Start of DATA SUPPLIED

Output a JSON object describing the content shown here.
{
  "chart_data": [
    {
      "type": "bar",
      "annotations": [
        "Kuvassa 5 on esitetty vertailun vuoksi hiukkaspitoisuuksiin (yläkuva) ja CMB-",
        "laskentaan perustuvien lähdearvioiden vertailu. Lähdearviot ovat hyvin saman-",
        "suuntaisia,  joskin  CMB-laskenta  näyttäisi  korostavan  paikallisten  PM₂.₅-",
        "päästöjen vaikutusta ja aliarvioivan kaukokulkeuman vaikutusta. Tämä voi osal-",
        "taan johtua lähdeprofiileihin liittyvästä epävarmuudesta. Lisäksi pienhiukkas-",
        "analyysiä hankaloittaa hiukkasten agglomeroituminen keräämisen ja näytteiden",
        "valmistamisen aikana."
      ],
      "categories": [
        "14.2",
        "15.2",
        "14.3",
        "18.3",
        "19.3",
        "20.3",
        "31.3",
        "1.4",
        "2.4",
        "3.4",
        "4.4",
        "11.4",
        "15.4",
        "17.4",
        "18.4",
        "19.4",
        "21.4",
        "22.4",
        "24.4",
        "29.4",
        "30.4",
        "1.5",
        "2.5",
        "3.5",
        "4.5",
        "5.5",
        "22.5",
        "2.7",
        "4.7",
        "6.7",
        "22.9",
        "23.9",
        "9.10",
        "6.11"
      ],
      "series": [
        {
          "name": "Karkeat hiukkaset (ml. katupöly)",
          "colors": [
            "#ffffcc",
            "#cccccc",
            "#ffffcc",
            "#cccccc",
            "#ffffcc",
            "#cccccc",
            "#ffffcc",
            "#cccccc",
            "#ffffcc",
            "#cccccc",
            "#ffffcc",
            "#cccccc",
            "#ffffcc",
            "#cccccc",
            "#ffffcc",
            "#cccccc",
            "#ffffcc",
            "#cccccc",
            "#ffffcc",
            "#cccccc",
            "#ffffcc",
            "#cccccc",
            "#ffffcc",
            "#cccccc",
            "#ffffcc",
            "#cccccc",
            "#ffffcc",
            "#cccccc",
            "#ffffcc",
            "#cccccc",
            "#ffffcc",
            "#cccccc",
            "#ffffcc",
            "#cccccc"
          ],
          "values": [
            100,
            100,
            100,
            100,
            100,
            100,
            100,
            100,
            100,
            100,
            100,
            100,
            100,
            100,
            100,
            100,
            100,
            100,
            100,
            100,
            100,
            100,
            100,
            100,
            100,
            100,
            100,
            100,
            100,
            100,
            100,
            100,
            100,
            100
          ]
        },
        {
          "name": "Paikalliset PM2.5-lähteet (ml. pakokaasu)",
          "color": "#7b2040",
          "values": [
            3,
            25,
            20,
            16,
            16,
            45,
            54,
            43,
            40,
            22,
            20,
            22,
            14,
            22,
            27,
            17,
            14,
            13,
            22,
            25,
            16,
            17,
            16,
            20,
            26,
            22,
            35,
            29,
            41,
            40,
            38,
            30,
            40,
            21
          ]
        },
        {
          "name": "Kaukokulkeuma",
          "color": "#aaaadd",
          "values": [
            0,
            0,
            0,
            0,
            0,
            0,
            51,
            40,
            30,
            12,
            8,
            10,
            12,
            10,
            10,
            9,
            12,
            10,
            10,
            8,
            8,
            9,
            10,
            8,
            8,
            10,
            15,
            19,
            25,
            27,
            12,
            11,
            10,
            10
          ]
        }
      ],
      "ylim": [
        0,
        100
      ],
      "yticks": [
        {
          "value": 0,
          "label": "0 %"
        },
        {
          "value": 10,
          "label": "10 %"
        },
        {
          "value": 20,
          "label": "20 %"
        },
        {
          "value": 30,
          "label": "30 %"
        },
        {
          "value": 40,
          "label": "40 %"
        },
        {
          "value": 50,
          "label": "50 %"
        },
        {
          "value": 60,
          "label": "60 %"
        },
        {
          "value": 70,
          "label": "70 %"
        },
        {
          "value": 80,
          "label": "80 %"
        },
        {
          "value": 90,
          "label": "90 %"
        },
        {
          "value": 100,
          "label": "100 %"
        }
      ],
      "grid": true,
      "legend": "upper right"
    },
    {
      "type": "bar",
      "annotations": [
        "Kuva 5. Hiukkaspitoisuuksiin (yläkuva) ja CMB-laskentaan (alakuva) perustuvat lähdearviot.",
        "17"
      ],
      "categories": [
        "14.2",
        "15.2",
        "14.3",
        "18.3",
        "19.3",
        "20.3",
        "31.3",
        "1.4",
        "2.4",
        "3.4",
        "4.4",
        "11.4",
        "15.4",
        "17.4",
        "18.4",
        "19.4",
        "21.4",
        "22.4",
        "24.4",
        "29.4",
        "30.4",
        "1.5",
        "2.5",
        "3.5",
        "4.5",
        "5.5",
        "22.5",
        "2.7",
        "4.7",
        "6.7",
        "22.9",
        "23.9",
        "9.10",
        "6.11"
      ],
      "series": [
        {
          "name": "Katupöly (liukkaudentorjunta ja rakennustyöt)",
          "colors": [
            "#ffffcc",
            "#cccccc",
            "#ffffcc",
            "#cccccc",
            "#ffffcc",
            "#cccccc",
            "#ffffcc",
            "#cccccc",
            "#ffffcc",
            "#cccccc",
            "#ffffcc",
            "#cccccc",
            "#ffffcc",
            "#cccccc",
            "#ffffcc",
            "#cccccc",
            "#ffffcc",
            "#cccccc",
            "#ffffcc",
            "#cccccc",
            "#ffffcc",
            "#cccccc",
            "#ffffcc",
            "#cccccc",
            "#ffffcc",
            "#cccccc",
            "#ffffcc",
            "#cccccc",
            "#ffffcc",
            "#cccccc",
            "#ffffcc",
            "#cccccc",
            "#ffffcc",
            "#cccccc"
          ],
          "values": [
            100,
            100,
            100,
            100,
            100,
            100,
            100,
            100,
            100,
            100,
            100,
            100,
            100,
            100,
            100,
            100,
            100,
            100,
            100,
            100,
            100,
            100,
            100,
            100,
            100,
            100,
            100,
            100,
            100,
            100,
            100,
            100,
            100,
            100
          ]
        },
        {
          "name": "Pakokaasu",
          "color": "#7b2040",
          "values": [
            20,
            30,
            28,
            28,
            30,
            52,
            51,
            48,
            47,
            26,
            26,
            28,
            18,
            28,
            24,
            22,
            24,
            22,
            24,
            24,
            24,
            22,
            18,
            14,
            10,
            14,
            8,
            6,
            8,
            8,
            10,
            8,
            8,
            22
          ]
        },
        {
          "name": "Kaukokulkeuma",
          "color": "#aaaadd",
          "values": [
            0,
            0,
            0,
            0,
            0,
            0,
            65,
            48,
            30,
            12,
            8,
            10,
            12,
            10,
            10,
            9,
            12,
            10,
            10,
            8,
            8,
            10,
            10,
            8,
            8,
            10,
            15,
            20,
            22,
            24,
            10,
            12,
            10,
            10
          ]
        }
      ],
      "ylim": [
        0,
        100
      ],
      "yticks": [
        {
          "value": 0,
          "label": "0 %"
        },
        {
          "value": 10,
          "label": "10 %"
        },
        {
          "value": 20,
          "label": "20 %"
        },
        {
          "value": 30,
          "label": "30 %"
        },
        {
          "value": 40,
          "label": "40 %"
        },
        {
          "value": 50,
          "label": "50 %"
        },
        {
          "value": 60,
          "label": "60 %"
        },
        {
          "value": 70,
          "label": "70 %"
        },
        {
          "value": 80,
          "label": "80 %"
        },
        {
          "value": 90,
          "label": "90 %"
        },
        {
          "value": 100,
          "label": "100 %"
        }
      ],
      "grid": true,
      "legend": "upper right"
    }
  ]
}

End of DATA SUPPLIED

__SET TASK__:
Can you restate every record above word for word?

__EXERCISE RESULT__:
Output a JSON object describing the content shown here.
{
  "chart_data": [
    {
      "type": "bar",
      "annotations": [
        "Kuvassa 5 on esitetty vertailun vuoksi hiukkaspitoisuuksiin (yläkuva) ja CMB-",
        "laskentaan perustuvien lähdearvioiden vertailu. Lähdearviot ovat hyvin saman-",
        "suuntaisia,  joskin  CMB-laskenta  näyttäisi  korostavan  paikallisten  PM₂.₅-",
        "päästöjen vaikutusta ja aliarvioivan kaukokulkeuman vaikutusta. Tämä voi osal-",
        "taan johtua lähdeprofiileihin liittyvästä epävarmuudesta. Lisäksi pienhiukkas-",
        "analyysiä hankaloittaa hiukkasten agglomeroituminen keräämisen ja näytteiden",
        "valmistamisen aikana."
      ],
      "categories": [
        "14.2",
        "15.2",
        "14.3",
        "18.3",
        "19.3",
        "20.3",
        "31.3",
        "1.4",
        "2.4",
        "3.4",
        "4.4",
        "11.4",
        "15.4",
        "17.4",
        "18.4",
        "19.4",
        "21.4",
        "22.4",
        "24.4",
        "29.4",
        "30.4",
        "1.5",
        "2.5",
        "3.5",
        "4.5",
        "5.5",
        "22.5",
        "2.7",
        "4.7",
        "6.7",
        "22.9",
        "23.9",
        "9.10",
        "6.11"
      ],
      "series": [
        {
          "name": "Karkeat hiukkaset (ml. katupöly)",
          "colors": [
            "#ffffcc",
            "#cccccc",
            "#ffffcc",
            "#cccccc",
            "#ffffcc",
            "#cccccc",
            "#ffffcc",
            "#cccccc",
            "#ffffcc",
            "#cccccc",
            "#ffffcc",
            "#cccccc",
            "#ffffcc",
            "#cccccc",
            "#ffffcc",
            "#cccccc",
            "#ffffcc",
            "#cccccc",
            "#ffffcc",
            "#cccccc",
            "#ffffcc",
            "#cccccc",
            "#ffffcc",
            "#cccccc",
            "#ffffcc",
            "#cccccc",
            "#ffffcc",
            "#cccccc",
            "#ffffcc",
            "#cccccc",
            "#ffffcc",
            "#cccccc",
            "#ffffcc",
            "#cccccc"
          ],
          "values": [
            100,
            100,
            100,
            100,
            100,
            100,
            100,
            100,
            100,
            100,
            100,
            100,
            100,
            100,
            100,
            100,
            100,
            100,
            100,
            100,
            100,
            100,
            100,
            100,
            100,
            100,
            100,
            100,
            100,
            100,
            100,
            100,
            100,
            100
          ]
        },
        {
          "name": "Paikalliset PM2.5-lähteet (ml. pakokaasu)",
          "color": "#7b2040",
          "values": [
            3,
            25,
            20,
            16,
            16,
            45,
            54,
            43,
            40,
            22,
            20,
            22,
            14,
            22,
            27,
            17,
            14,
            13,
            22,
            25,
            16,
            17,
            16,
            20,
            26,
            22,
            35,
            29,
            41,
            40,
            38,
            30,
            40,
            21
          ]
        },
        {
          "name": "Kaukokulkeuma",
          "color": "#aaaadd",
          "values": [
            0,
            0,
            0,
            0,
            0,
            0,
            51,
            40,
            30,
            12,
            8,
            10,
            12,
            10,
            10,
            9,
            12,
            10,
            10,
            8,
            8,
            9,
            10,
            8,
            8,
            10,
            15,
            19,
            25,
            27,
            12,
            11,
            10,
            10
          ]
        }
      ],
      "ylim": [
        0,
        100
      ],
      "yticks": [
        {
          "value": 0,
          "label": "0 %"
        },
        {
          "value": 10,
          "label": "10 %"
        },
        {
          "value": 20,
          "label": "20 %"
        },
        {
          "value": 30,
          "label": "30 %"
        },
        {
          "value": 40,
          "label": "40 %"
        },
        {
          "value": 50,
          "label": "50 %"
        },
        {
          "value": 60,
          "label": "60 %"
        },
        {
          "value": 70,
          "label": "70 %"
        },
        {
          "value": 80,
          "label": "80 %"
        },
        {
          "value": 90,
          "label": "90 %"
        },
        {
          "value": 100,
          "label": "100 %"
        }
      ],
      "grid": true,
      "legend": "upper right"
    },
    {
      "type": "bar",
      "annotations": [
        "Kuva 5. Hiukkaspitoisuuksiin (yläkuva) ja CMB-laskentaan (alakuva) perustuvat lähdearviot.",
        "17"
      ],
      "categories": [
        "14.2",
        "15.2",
        "14.3",
        "18.3",
        "19.3",
        "20.3",
        "31.3",
        "1.4",
        "2.4",
        "3.4",
        "4.4",
        "11.4",
        "15.4",
        "17.4",
        "18.4",
        "19.4",
        "21.4",
        "22.4",
        "24.4",
        "29.4",
        "30.4",
        "1.5",
        "2.5",
        "3.5",
        "4.5",
        "5.5",
        "22.5",
        "2.7",
        "4.7",
        "6.7",
        "22.9",
        "23.9",
        "9.10",
        "6.11"
      ],
      "series": [
        {
          "name": "Katupöly (liukkaudentorjunta ja rakennustyöt)",
          "colors": [
            "#ffffcc",
            "#cccccc",
            "#ffffcc",
            "#cccccc",
            "#ffffcc",
            "#cccccc",
            "#ffffcc",
            "#cccccc",
            "#ffffcc",
            "#cccccc",
            "#ffffcc",
            "#cccccc",
            "#ffffcc",
            "#cccccc",
            "#ffffcc",
            "#cccccc",
            "#ffffcc",
            "#cccccc",
            "#ffffcc",
            "#cccccc",
            "#ffffcc",
            "#cccccc",
            "#ffffcc",
            "#cccccc",
            "#ffffcc",
            "#cccccc",
            "#ffffcc",
            "#cccccc",
            "#ffffcc",
            "#cccccc",
            "#ffffcc",
            "#cccccc",
            "#ffffcc",
            "#cccccc"
          ],
          "values": [
            100,
            100,
            100,
            100,
            100,
            100,
            100,
            100,
            100,
            100,
            100,
            100,
            100,
            100,
            100,
            100,
            100,
            100,
            100,
            100,
            100,
            100,
            100,
            100,
            100,
            100,
            100,
            100,
            100,
            100,
            100,
            100,
            100,
            100
          ]
        },
        {
          "name": "Pakokaasu",
          "color": "#7b2040",
          "values": [
            20,
            30,
            28,
            28,
            30,
            52,
            51,
            48,
            47,
            26,
            26,
            28,
            18,
            28,
            24,
            22,
            24,
            22,
            24,
            24,
            24,
            22,
            18,
            14,
            10,
            14,
            8,
            6,
            8,
            8,
            10,
            8,
            8,
            22
          ]
        },
        {
          "name": "Kaukokulkeuma",
          "color": "#aaaadd",
          "values": [
            0,
            0,
            0,
            0,
            0,
            0,
            65,
            48,
            30,
            12,
            8,
            10,
            12,
            10,
            10,
            9,
            12,
            10,
            10,
            8,
            8,
            10,
            10,
            8,
            8,
            10,
            15,
            20,
            22,
            24,
            10,
            12,
            10,
            10
          ]
        }
      ],
      "ylim": [
        0,
        100
      ],
      "yticks": [
        {
          "value": 0,
          "label": "0 %"
        },
        {
          "value": 10,
          "label": "10 %"
        },
        {
          "value": 20,
          "label": "20 %"
        },
        {
          "value": 30,
          "label": "30 %"
        },
        {
          "value": 40,
          "label": "40 %"
        },
        {
          "value": 50,
          "label": "50 %"
        },
        {
          "value": 60,
          "label": "60 %"
        },
        {
          "value": 70,
          "label": "70 %"
        },
        {
          "value": 80,
          "label": "80 %"
        },
        {
          "value": 90,
          "label": "90 %"
        },
        {
          "value": 100,
          "label": "100 %"
        }
      ],
      "grid": true,
      "legend": "upper right"
    }
  ]
}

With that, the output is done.